## GIVEN EXERCISE
Skip the pictures. Copy all the rest of the records down exactly.

## EXTRACTED MATERIAL
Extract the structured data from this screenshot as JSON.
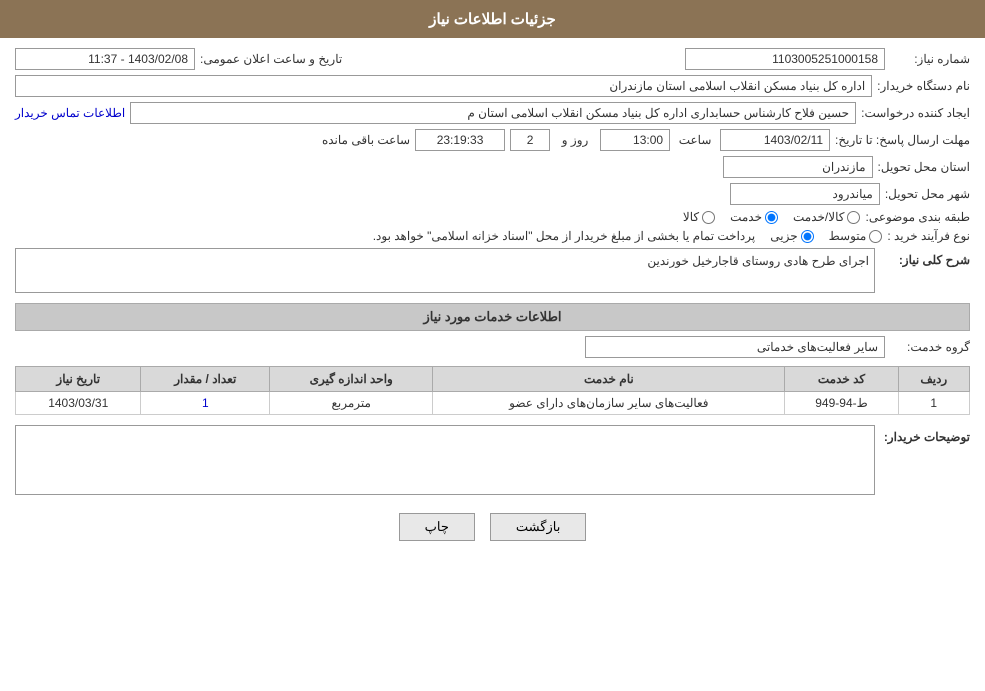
{
  "header": {
    "title": "جزئیات اطلاعات نیاز"
  },
  "form": {
    "shomara_niaz_label": "شماره نیاز:",
    "shomara_niaz_value": "1103005251000158",
    "tarikh_label": "تاریخ و ساعت اعلان عمومی:",
    "tarikh_value": "1403/02/08 - 11:37",
    "nam_dastgah_label": "نام دستگاه خریدار:",
    "nam_dastgah_value": "اداره کل بنیاد مسکن انقلاب اسلامی استان مازندران",
    "ijad_label": "ایجاد کننده درخواست:",
    "ijad_value": "حسین فلاح کارشناس حسابداری اداره کل بنیاد مسکن انقلاب اسلامی استان م",
    "etelaaat_link": "اطلاعات تماس خریدار",
    "mohlat_label": "مهلت ارسال پاسخ: تا تاریخ:",
    "mohlat_date": "1403/02/11",
    "mohlat_saat_label": "ساعت",
    "mohlat_saat_value": "13:00",
    "mohlat_rooz_label": "روز و",
    "mohlat_rooz_value": "2",
    "mohlat_baqi_label": "ساعت باقی مانده",
    "mohlat_baqi_value": "23:19:33",
    "ostan_label": "استان محل تحویل:",
    "ostan_value": "مازندران",
    "shahr_label": "شهر محل تحویل:",
    "shahr_value": "میاندرود",
    "tabaqe_label": "طبقه بندی موضوعی:",
    "tabaqe_kala": "کالا",
    "tabaqe_khadamat": "خدمت",
    "tabaqe_kala_khadamat": "کالا/خدمت",
    "tabaqe_selected": "khadamat",
    "noe_label": "نوع فرآیند خرید :",
    "noe_jozvi": "جزیی",
    "noe_motovaset": "متوسط",
    "noe_text": "پرداخت تمام یا بخشی از مبلغ خریدار از محل \"اسناد خزانه اسلامی\" خواهد بود.",
    "sharh_label": "شرح کلی نیاز:",
    "sharh_value": "اجرای طرح هادی روستای قاجارخیل خورندین",
    "service_section_title": "اطلاعات خدمات مورد نیاز",
    "grooh_label": "گروه خدمت:",
    "grooh_value": "سایر فعالیت‌های خدماتی",
    "table": {
      "headers": [
        "ردیف",
        "کد خدمت",
        "نام خدمت",
        "واحد اندازه گیری",
        "تعداد / مقدار",
        "تاریخ نیاز"
      ],
      "rows": [
        {
          "radif": "1",
          "kod": "ط-94-949",
          "nam": "فعالیت‌های سایر سازمان‌های دارای عضو",
          "vahed": "مترمربع",
          "tedad": "1",
          "tarikh": "1403/03/31"
        }
      ]
    },
    "buyer_desc_label": "توضیحات خریدار:",
    "buyer_desc_value": "",
    "btn_print": "چاپ",
    "btn_back": "بازگشت"
  }
}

## SOLUTION BELOW
Extract the structured data from this screenshot as JSON.
{
  "header": {
    "title": "جزئیات اطلاعات نیاز"
  },
  "form": {
    "shomara_niaz_label": "شماره نیاز:",
    "shomara_niaz_value": "1103005251000158",
    "tarikh_label": "تاریخ و ساعت اعلان عمومی:",
    "tarikh_value": "1403/02/08 - 11:37",
    "nam_dastgah_label": "نام دستگاه خریدار:",
    "nam_dastgah_value": "اداره کل بنیاد مسکن انقلاب اسلامی استان مازندران",
    "ijad_label": "ایجاد کننده درخواست:",
    "ijad_value": "حسین فلاح کارشناس حسابداری اداره کل بنیاد مسکن انقلاب اسلامی استان م",
    "etelaaat_link": "اطلاعات تماس خریدار",
    "mohlat_label": "مهلت ارسال پاسخ: تا تاریخ:",
    "mohlat_date": "1403/02/11",
    "mohlat_saat_label": "ساعت",
    "mohlat_saat_value": "13:00",
    "mohlat_rooz_label": "روز و",
    "mohlat_rooz_value": "2",
    "mohlat_baqi_label": "ساعت باقی مانده",
    "mohlat_baqi_value": "23:19:33",
    "ostan_label": "استان محل تحویل:",
    "ostan_value": "مازندران",
    "shahr_label": "شهر محل تحویل:",
    "shahr_value": "میاندرود",
    "tabaqe_label": "طبقه بندی موضوعی:",
    "tabaqe_kala": "کالا",
    "tabaqe_khadamat": "خدمت",
    "tabaqe_kala_khadamat": "کالا/خدمت",
    "tabaqe_selected": "khadamat",
    "noe_label": "نوع فرآیند خرید :",
    "noe_jozvi": "جزیی",
    "noe_motovaset": "متوسط",
    "noe_text": "پرداخت تمام یا بخشی از مبلغ خریدار از محل \"اسناد خزانه اسلامی\" خواهد بود.",
    "sharh_label": "شرح کلی نیاز:",
    "sharh_value": "اجرای طرح هادی روستای قاجارخیل خورندین",
    "service_section_title": "اطلاعات خدمات مورد نیاز",
    "grooh_label": "گروه خدمت:",
    "grooh_value": "سایر فعالیت‌های خدماتی",
    "table": {
      "headers": [
        "ردیف",
        "کد خدمت",
        "نام خدمت",
        "واحد اندازه گیری",
        "تعداد / مقدار",
        "تاریخ نیاز"
      ],
      "rows": [
        {
          "radif": "1",
          "kod": "ط-94-949",
          "nam": "فعالیت‌های سایر سازمان‌های دارای عضو",
          "vahed": "مترمربع",
          "tedad": "1",
          "tarikh": "1403/03/31"
        }
      ]
    },
    "buyer_desc_label": "توضیحات خریدار:",
    "buyer_desc_value": "",
    "btn_print": "چاپ",
    "btn_back": "بازگشت"
  }
}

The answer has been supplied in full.